* Your goal:
Pick out the lines in the listing below that contain the word "color" and copy them.

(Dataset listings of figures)
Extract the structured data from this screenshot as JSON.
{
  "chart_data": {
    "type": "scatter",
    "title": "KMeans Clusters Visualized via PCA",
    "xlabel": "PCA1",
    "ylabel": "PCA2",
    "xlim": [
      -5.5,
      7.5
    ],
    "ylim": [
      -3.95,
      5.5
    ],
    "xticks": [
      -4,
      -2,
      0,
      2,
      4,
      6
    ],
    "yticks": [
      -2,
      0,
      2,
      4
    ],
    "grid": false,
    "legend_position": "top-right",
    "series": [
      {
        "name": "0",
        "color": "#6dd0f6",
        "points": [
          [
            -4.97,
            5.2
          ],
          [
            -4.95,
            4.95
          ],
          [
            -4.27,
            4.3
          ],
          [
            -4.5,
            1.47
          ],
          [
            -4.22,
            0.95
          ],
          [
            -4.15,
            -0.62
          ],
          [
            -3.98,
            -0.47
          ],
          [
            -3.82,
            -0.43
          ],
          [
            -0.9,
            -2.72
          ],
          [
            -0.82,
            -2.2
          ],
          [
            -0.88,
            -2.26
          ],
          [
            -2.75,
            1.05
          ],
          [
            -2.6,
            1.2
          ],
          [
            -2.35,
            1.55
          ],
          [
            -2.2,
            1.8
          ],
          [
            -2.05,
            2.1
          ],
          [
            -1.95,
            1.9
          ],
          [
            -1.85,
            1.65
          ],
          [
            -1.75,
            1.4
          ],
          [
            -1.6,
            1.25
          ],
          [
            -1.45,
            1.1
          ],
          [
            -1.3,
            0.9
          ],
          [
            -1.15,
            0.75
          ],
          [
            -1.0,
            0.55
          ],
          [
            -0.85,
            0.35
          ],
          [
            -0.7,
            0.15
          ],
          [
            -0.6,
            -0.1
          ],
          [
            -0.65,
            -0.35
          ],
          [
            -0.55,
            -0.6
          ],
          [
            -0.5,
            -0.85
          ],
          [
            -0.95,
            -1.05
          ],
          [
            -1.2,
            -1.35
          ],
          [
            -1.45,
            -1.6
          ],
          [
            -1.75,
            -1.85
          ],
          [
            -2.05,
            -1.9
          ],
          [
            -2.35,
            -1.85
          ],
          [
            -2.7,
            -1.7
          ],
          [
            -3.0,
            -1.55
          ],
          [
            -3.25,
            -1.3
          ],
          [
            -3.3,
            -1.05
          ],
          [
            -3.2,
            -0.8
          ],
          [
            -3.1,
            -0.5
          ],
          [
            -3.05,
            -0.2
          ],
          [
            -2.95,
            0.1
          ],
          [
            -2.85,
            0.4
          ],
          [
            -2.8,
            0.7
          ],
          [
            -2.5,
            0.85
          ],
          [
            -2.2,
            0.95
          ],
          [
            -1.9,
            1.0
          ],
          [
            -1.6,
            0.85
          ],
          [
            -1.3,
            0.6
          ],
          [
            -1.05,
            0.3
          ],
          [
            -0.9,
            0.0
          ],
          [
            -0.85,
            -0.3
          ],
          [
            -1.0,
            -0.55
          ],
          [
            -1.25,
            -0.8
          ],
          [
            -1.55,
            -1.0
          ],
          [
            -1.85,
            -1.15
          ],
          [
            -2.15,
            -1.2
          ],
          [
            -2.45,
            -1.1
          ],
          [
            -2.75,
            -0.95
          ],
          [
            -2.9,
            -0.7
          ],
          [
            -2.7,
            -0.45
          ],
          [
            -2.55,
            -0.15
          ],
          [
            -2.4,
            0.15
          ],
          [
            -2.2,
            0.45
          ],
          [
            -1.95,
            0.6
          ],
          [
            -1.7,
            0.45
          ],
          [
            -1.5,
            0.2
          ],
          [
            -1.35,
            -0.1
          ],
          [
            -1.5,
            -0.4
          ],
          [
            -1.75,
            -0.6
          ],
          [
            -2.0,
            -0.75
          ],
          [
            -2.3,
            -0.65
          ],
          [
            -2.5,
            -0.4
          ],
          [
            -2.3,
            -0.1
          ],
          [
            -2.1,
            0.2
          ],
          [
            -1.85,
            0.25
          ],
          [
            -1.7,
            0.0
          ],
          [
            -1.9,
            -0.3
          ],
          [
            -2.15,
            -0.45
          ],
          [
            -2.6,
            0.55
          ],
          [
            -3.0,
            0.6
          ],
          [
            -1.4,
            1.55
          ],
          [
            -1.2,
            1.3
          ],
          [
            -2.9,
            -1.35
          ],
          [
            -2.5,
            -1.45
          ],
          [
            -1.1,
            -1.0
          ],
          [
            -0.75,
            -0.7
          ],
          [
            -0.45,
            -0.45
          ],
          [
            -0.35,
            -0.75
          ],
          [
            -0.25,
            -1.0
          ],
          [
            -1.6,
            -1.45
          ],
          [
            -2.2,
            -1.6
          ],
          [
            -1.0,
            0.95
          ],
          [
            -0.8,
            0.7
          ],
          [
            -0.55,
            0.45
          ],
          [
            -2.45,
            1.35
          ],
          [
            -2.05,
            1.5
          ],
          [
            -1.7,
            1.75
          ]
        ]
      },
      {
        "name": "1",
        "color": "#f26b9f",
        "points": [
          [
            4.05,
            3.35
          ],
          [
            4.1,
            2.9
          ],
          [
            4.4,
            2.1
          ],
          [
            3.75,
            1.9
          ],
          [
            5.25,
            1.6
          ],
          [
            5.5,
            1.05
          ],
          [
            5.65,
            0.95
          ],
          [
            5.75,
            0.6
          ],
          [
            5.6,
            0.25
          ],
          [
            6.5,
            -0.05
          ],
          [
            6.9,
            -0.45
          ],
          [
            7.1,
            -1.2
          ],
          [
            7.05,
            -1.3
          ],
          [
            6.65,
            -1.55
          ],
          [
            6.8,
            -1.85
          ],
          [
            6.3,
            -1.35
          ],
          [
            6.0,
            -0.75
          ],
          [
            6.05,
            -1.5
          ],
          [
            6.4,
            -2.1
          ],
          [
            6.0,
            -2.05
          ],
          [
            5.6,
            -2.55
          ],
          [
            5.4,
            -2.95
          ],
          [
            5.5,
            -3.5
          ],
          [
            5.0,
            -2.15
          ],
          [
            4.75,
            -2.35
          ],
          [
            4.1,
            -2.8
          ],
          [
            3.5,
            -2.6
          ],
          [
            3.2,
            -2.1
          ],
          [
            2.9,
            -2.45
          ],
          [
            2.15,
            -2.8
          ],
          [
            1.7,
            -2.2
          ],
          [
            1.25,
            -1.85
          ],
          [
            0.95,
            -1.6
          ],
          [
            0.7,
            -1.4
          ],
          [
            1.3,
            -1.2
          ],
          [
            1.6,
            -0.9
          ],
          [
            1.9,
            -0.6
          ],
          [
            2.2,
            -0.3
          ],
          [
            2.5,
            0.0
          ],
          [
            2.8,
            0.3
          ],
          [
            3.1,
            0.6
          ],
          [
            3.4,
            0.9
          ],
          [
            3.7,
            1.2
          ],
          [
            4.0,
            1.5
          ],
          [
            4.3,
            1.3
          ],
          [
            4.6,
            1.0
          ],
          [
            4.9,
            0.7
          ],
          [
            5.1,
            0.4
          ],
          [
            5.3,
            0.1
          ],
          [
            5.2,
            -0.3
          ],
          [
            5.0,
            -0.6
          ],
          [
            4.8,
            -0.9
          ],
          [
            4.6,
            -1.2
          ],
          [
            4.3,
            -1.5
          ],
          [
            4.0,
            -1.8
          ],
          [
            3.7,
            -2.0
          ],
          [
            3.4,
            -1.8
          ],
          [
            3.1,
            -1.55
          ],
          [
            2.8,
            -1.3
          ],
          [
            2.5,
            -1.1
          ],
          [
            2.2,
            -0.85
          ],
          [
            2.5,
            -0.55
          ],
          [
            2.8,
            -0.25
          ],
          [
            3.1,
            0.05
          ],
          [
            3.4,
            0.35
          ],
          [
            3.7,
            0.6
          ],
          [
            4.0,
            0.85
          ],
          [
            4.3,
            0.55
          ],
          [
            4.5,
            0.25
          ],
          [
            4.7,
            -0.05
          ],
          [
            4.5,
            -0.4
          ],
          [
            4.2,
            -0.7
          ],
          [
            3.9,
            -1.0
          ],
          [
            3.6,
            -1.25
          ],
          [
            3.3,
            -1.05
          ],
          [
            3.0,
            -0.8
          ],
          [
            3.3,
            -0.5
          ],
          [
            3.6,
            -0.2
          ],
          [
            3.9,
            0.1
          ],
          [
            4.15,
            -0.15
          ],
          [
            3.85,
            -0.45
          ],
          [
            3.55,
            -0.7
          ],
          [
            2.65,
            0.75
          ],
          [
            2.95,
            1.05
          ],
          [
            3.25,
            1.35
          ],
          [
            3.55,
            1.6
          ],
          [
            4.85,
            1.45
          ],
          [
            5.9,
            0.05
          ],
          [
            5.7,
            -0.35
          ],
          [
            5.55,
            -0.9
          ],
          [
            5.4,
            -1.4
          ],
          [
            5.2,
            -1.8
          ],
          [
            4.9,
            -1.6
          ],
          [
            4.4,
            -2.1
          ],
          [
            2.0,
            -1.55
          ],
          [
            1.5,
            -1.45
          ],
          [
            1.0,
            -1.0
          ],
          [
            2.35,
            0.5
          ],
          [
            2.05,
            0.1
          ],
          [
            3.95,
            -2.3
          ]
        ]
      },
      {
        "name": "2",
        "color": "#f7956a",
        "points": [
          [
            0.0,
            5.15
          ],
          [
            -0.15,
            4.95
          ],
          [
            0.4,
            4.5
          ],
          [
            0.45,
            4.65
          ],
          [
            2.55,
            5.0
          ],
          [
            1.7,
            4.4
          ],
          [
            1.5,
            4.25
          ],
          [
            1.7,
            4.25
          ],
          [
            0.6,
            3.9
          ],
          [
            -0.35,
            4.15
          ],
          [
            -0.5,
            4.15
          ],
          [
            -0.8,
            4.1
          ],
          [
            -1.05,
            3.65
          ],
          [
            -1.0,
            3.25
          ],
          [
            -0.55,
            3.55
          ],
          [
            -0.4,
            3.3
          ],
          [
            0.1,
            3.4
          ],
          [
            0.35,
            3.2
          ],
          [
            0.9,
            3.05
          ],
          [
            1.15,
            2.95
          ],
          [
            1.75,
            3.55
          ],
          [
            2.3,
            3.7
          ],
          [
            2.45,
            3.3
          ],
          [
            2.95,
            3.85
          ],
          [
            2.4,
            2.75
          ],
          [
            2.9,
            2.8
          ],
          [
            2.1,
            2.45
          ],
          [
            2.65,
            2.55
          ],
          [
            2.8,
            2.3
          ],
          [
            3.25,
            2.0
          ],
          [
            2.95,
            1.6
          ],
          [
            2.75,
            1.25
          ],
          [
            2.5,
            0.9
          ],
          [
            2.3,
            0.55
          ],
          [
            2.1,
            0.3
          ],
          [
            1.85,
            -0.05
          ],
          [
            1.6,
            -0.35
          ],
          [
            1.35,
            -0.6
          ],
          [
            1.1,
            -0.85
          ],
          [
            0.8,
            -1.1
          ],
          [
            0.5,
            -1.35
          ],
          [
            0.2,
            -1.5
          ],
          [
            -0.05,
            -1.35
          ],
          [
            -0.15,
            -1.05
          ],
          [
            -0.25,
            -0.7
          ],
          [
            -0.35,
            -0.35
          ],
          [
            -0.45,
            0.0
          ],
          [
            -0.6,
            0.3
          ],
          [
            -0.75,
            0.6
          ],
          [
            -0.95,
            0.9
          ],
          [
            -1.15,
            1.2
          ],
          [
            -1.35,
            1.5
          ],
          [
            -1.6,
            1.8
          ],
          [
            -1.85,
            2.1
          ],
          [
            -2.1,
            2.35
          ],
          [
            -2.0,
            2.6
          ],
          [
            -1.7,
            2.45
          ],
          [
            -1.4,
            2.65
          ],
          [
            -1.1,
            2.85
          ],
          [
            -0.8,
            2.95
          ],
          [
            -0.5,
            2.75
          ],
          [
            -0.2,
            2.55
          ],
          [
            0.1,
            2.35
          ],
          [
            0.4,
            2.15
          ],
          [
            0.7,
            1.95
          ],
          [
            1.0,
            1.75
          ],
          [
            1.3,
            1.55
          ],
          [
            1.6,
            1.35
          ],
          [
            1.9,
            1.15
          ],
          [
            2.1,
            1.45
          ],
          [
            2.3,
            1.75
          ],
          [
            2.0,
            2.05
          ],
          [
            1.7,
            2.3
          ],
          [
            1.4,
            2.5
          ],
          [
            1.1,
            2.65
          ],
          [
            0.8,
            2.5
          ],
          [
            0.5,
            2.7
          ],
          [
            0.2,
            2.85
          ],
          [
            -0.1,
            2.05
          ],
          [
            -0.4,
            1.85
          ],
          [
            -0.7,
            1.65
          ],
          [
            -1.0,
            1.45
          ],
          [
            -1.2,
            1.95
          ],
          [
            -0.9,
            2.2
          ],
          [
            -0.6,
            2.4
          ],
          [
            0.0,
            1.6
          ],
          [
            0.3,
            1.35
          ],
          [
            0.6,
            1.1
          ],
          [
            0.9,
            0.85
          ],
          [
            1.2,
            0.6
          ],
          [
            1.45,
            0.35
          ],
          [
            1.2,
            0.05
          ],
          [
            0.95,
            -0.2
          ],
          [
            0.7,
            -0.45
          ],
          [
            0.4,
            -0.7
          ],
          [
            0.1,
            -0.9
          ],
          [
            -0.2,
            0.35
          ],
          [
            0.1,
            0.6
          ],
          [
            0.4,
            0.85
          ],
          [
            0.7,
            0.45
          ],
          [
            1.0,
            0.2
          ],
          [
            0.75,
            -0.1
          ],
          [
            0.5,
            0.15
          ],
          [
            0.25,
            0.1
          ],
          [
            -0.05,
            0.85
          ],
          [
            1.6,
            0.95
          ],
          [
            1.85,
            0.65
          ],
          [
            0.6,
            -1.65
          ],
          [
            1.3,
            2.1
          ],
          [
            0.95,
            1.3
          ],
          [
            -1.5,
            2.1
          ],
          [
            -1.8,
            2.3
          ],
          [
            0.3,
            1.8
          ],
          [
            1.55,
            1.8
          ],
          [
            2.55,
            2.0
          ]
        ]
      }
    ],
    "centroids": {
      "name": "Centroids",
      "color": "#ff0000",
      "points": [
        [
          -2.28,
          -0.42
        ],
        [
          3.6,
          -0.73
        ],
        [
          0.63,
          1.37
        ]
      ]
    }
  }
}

* Task solution:
        "color": "#6dd0f6",
        "color": "#f26b9f",
        "color": "#f7956a",
      "color": "#ff0000",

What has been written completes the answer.